● **Exercise goal**
Exactly reproduce each record listed below.

● **Items**

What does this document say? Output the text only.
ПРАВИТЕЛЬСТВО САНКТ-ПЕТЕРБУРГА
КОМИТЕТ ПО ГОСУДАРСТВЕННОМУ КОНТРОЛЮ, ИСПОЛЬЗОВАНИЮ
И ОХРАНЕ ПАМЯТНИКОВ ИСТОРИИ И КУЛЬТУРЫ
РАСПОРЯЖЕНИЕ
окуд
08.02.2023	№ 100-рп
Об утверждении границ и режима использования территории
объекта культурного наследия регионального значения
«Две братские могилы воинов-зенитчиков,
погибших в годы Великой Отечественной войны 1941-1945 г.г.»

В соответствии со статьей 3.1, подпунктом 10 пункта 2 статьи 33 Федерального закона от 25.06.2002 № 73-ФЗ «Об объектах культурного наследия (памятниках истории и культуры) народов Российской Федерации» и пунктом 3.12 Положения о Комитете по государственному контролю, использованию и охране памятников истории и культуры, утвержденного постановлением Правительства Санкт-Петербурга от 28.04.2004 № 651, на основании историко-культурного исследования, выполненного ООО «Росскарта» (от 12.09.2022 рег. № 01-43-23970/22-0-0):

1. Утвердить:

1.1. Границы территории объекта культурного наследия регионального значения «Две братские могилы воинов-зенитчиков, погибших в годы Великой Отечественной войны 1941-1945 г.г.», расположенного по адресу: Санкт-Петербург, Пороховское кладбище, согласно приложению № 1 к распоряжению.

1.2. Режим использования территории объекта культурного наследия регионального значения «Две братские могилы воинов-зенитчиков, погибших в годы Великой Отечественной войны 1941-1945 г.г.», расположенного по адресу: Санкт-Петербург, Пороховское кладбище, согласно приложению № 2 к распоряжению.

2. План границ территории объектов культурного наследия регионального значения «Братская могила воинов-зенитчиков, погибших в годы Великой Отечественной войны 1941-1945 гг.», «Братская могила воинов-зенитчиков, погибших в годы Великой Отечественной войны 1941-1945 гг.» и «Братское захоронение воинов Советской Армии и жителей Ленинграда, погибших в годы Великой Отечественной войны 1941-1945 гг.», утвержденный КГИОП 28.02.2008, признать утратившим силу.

● **Result**
What does this document say? Output the text only.
ПРАВИТЕЛЬСТВО САНКТ-ПЕТЕРБУРГА
КОМИТЕТ ПО ГОСУДАРСТВЕННОМУ КОНТРОЛЮ, ИСПОЛЬЗОВАНИЮ
И ОХРАНЕ ПАМЯТНИКОВ ИСТОРИИ И КУЛЬТУРЫ
РАСПОРЯЖЕНИЕ
окуд
08.02.2023	№ 100-рп
Об утверждении границ и режима использования территории
объекта культурного наследия регионального значения
«Две братские могилы воинов-зенитчиков,
погибших в годы Великой Отечественной войны 1941-1945 г.г.»

В соответствии со статьей 3.1, подпунктом 10 пункта 2 статьи 33 Федерального закона от 25.06.2002 № 73-ФЗ «Об объектах культурного наследия (памятниках истории и культуры) народов Российской Федерации» и пунктом 3.12 Положения о Комитете по государственному контролю, использованию и охране памятников истории и культуры, утвержденного постановлением Правительства Санкт-Петербурга от 28.04.2004 № 651, на основании историко-культурного исследования, выполненного ООО «Росскарта» (от 12.09.2022 рег. № 01-43-23970/22-0-0):

1. Утвердить:

1.1. Границы территории объекта культурного наследия регионального значения «Две братские могилы воинов-зенитчиков, погибших в годы Великой Отечественной войны 1941-1945 г.г.», расположенного по адресу: Санкт-Петербург, Пороховское кладбище, согласно приложению № 1 к распоряжению.

1.2. Режим использования территории объекта культурного наследия регионального значения «Две братские могилы воинов-зенитчиков, погибших в годы Великой Отечественной войны 1941-1945 г.г.», расположенного по адресу: Санкт-Петербург, Пороховское кладбище, согласно приложению № 2 к распоряжению.

2. План границ территории объектов культурного наследия регионального значения «Братская могила воинов-зенитчиков, погибших в годы Великой Отечественной войны 1941-1945 гг.», «Братская могила воинов-зенитчиков, погибших в годы Великой Отечественной войны 1941-1945 гг.» и «Братское захоронение воинов Советской Армии и жителей Ленинграда, погибших в годы Великой Отечественной войны 1941-1945 гг.», утвержденный КГИОП 28.02.2008, признать утратившим силу.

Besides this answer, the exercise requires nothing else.